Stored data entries
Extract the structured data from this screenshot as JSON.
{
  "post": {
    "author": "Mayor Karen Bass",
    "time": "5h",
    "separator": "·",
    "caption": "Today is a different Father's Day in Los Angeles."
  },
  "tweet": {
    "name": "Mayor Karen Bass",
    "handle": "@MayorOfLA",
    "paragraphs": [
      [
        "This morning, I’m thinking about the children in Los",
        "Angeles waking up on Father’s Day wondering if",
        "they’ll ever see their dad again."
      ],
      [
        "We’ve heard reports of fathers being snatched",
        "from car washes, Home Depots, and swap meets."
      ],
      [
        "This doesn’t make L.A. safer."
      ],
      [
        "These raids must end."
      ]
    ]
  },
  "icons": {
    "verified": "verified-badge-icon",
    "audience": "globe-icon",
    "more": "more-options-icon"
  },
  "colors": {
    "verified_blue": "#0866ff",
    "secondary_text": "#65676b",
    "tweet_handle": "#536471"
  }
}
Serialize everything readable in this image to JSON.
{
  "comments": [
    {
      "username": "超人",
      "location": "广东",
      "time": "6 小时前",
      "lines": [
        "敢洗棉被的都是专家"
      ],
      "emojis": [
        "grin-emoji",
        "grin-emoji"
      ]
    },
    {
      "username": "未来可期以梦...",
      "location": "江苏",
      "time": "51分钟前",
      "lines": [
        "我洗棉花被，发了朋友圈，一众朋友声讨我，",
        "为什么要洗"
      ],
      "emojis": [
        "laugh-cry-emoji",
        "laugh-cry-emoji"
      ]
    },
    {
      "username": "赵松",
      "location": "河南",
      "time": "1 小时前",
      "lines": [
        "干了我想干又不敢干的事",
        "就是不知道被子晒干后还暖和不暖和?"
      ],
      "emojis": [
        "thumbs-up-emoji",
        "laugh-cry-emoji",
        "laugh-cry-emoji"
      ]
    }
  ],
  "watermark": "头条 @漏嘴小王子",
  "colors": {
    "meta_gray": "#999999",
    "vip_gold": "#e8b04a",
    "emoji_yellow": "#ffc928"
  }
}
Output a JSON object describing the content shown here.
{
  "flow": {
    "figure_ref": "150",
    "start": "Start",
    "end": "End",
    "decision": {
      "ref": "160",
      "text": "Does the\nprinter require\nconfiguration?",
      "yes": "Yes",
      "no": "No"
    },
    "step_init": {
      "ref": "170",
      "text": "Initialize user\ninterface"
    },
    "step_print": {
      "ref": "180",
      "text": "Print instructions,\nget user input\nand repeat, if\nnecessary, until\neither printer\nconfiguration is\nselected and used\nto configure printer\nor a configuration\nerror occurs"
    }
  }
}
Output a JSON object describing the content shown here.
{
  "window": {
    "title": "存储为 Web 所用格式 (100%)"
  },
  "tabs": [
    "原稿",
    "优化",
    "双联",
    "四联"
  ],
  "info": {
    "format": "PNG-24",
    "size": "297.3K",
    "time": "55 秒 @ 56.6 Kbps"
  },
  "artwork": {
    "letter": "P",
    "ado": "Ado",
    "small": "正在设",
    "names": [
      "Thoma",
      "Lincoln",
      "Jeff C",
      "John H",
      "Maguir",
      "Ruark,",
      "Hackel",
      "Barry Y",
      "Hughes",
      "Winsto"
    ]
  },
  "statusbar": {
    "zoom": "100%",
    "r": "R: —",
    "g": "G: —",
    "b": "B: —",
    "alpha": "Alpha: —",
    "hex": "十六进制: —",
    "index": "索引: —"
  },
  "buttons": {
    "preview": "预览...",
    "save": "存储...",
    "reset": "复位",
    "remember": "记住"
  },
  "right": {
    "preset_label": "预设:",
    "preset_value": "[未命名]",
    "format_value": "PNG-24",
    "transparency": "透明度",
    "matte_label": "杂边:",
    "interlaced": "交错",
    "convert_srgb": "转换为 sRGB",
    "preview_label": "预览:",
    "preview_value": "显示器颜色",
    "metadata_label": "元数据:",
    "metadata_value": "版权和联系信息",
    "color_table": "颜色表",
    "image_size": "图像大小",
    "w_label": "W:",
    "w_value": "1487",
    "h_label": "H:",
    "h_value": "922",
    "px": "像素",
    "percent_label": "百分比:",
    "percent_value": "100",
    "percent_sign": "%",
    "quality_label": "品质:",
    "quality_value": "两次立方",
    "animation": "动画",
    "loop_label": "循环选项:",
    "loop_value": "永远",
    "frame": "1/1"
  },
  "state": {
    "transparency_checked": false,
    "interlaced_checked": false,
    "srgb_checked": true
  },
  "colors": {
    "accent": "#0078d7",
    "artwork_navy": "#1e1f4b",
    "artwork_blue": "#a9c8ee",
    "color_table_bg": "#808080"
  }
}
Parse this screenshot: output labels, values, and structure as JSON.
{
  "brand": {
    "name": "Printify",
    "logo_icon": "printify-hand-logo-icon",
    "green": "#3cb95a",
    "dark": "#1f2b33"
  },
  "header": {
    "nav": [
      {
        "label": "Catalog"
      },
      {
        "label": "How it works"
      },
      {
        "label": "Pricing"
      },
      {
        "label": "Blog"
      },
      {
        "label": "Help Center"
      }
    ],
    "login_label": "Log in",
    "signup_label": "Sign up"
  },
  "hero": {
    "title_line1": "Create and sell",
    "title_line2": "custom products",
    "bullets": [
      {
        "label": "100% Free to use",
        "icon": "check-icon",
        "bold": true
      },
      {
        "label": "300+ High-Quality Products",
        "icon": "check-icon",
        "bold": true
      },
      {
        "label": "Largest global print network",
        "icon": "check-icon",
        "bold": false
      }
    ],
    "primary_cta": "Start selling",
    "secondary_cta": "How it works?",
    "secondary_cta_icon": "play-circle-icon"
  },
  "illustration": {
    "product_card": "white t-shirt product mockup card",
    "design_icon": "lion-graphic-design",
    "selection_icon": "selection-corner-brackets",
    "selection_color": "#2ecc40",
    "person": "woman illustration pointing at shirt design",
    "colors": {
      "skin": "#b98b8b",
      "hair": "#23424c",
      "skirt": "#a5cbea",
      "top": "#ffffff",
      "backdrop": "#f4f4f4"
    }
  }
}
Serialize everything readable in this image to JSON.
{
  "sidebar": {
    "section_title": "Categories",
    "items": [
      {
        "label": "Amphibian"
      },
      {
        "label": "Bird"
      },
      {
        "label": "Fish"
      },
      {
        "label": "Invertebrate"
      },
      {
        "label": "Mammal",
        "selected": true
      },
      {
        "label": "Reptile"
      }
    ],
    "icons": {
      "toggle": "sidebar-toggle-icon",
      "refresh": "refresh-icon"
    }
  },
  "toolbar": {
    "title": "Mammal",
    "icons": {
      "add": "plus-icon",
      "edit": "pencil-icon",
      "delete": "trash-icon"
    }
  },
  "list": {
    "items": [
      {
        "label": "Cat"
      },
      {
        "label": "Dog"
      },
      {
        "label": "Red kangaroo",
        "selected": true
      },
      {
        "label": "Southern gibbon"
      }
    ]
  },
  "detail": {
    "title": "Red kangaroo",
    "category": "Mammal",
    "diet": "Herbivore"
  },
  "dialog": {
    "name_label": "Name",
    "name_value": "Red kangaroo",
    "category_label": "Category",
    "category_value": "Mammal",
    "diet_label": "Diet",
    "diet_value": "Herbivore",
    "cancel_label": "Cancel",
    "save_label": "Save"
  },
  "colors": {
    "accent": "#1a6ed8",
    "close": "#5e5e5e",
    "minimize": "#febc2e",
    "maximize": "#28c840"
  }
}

**Written request:** Write down the full listing again, exactly.

**Answer below:**
Extract the structured data from this screenshot as JSON.
{
  "post": {
    "author": "Mayor Karen Bass",
    "time": "5h",
    "separator": "·",
    "caption": "Today is a different Father's Day in Los Angeles."
  },
  "tweet": {
    "name": "Mayor Karen Bass",
    "handle": "@MayorOfLA",
    "paragraphs": [
      [
        "This morning, I’m thinking about the children in Los",
        "Angeles waking up on Father’s Day wondering if",
        "they’ll ever see their dad again."
      ],
      [
        "We’ve heard reports of fathers being snatched",
        "from car washes, Home Depots, and swap meets."
      ],
      [
        "This doesn’t make L.A. safer."
      ],
      [
        "These raids must end."
      ]
    ]
  },
  "icons": {
    "verified": "verified-badge-icon",
    "audience": "globe-icon",
    "more": "more-options-icon"
  },
  "colors": {
    "verified_blue": "#0866ff",
    "secondary_text": "#65676b",
    "tweet_handle": "#536471"
  }
}
Serialize everything readable in this image to JSON.
{
  "comments": [
    {
      "username": "超人",
      "location": "广东",
      "time": "6 小时前",
      "lines": [
        "敢洗棉被的都是专家"
      ],
      "emojis": [
        "grin-emoji",
        "grin-emoji"
      ]
    },
    {
      "username": "未来可期以梦...",
      "location": "江苏",
      "time": "51分钟前",
      "lines": [
        "我洗棉花被，发了朋友圈，一众朋友声讨我，",
        "为什么要洗"
      ],
      "emojis": [
        "laugh-cry-emoji",
        "laugh-cry-emoji"
      ]
    },
    {
      "username": "赵松",
      "location": "河南",
      "time": "1 小时前",
      "lines": [
        "干了我想干又不敢干的事",
        "就是不知道被子晒干后还暖和不暖和?"
      ],
      "emojis": [
        "thumbs-up-emoji",
        "laugh-cry-emoji",
        "laugh-cry-emoji"
      ]
    }
  ],
  "watermark": "头条 @漏嘴小王子",
  "colors": {
    "meta_gray": "#999999",
    "vip_gold": "#e8b04a",
    "emoji_yellow": "#ffc928"
  }
}
Output a JSON object describing the content shown here.
{
  "flow": {
    "figure_ref": "150",
    "start": "Start",
    "end": "End",
    "decision": {
      "ref": "160",
      "text": "Does the\nprinter require\nconfiguration?",
      "yes": "Yes",
      "no": "No"
    },
    "step_init": {
      "ref": "170",
      "text": "Initialize user\ninterface"
    },
    "step_print": {
      "ref": "180",
      "text": "Print instructions,\nget user input\nand repeat, if\nnecessary, until\neither printer\nconfiguration is\nselected and used\nto configure printer\nor a configuration\nerror occurs"
    }
  }
}
Output a JSON object describing the content shown here.
{
  "window": {
    "title": "存储为 Web 所用格式 (100%)"
  },
  "tabs": [
    "原稿",
    "优化",
    "双联",
    "四联"
  ],
  "info": {
    "format": "PNG-24",
    "size": "297.3K",
    "time": "55 秒 @ 56.6 Kbps"
  },
  "artwork": {
    "letter": "P",
    "ado": "Ado",
    "small": "正在设",
    "names": [
      "Thoma",
      "Lincoln",
      "Jeff C",
      "John H",
      "Maguir",
      "Ruark,",
      "Hackel",
      "Barry Y",
      "Hughes",
      "Winsto"
    ]
  },
  "statusbar": {
    "zoom": "100%",
    "r": "R: —",
    "g": "G: —",
    "b": "B: —",
    "alpha": "Alpha: —",
    "hex": "十六进制: —",
    "index": "索引: —"
  },
  "buttons": {
    "preview": "预览...",
    "save": "存储...",
    "reset": "复位",
    "remember": "记住"
  },
  "right": {
    "preset_label": "预设:",
    "preset_value": "[未命名]",
    "format_value": "PNG-24",
    "transparency": "透明度",
    "matte_label": "杂边:",
    "interlaced": "交错",
    "convert_srgb": "转换为 sRGB",
    "preview_label": "预览:",
    "preview_value": "显示器颜色",
    "metadata_label": "元数据:",
    "metadata_value": "版权和联系信息",
    "color_table": "颜色表",
    "image_size": "图像大小",
    "w_label": "W:",
    "w_value": "1487",
    "h_label": "H:",
    "h_value": "922",
    "px": "像素",
    "percent_label": "百分比:",
    "percent_value": "100",
    "percent_sign": "%",
    "quality_label": "品质:",
    "quality_value": "两次立方",
    "animation": "动画",
    "loop_label": "循环选项:",
    "loop_value": "永远",
    "frame": "1/1"
  },
  "state": {
    "transparency_checked": false,
    "interlaced_checked": false,
    "srgb_checked": true
  },
  "colors": {
    "accent": "#0078d7",
    "artwork_navy": "#1e1f4b",
    "artwork_blue": "#a9c8ee",
    "color_table_bg": "#808080"
  }
}
Parse this screenshot: output labels, values, and structure as JSON.
{
  "brand": {
    "name": "Printify",
    "logo_icon": "printify-hand-logo-icon",
    "green": "#3cb95a",
    "dark": "#1f2b33"
  },
  "header": {
    "nav": [
      {
        "label": "Catalog"
      },
      {
        "label": "How it works"
      },
      {
        "label": "Pricing"
      },
      {
        "label": "Blog"
      },
      {
        "label": "Help Center"
      }
    ],
    "login_label": "Log in",
    "signup_label": "Sign up"
  },
  "hero": {
    "title_line1": "Create and sell",
    "title_line2": "custom products",
    "bullets": [
      {
        "label": "100% Free to use",
        "icon": "check-icon",
        "bold": true
      },
      {
        "label": "300+ High-Quality Products",
        "icon": "check-icon",
        "bold": true
      },
      {
        "label": "Largest global print network",
        "icon": "check-icon",
        "bold": false
      }
    ],
    "primary_cta": "Start selling",
    "secondary_cta": "How it works?",
    "secondary_cta_icon": "play-circle-icon"
  },
  "illustration": {
    "product_card": "white t-shirt product mockup card",
    "design_icon": "lion-graphic-design",
    "selection_icon": "selection-corner-brackets",
    "selection_color": "#2ecc40",
    "person": "woman illustration pointing at shirt design",
    "colors": {
      "skin": "#b98b8b",
      "hair": "#23424c",
      "skirt": "#a5cbea",
      "top": "#ffffff",
      "backdrop": "#f4f4f4"
    }
  }
}
Serialize everything readable in this image to JSON.
{
  "sidebar": {
    "section_title": "Categories",
    "items": [
      {
        "label": "Amphibian"
      },
      {
        "label": "Bird"
      },
      {
        "label": "Fish"
      },
      {
        "label": "Invertebrate"
      },
      {
        "label": "Mammal",
        "selected": true
      },
      {
        "label": "Reptile"
      }
    ],
    "icons": {
      "toggle": "sidebar-toggle-icon",
      "refresh": "refresh-icon"
    }
  },
  "toolbar": {
    "title": "Mammal",
    "icons": {
      "add": "plus-icon",
      "edit": "pencil-icon",
      "delete": "trash-icon"
    }
  },
  "list": {
    "items": [
      {
        "label": "Cat"
      },
      {
        "label": "Dog"
      },
      {
        "label": "Red kangaroo",
        "selected": true
      },
      {
        "label": "Southern gibbon"
      }
    ]
  },
  "detail": {
    "title": "Red kangaroo",
    "category": "Mammal",
    "diet": "Herbivore"
  },
  "dialog": {
    "name_label": "Name",
    "name_value": "Red kangaroo",
    "category_label": "Category",
    "category_value": "Mammal",
    "diet_label": "Diet",
    "diet_value": "Herbivore",
    "cancel_label": "Cancel",
    "save_label": "Save"
  },
  "colors": {
    "accent": "#1a6ed8",
    "close": "#5e5e5e",
    "minimize": "#febc2e",
    "maximize": "#28c840"
  }
}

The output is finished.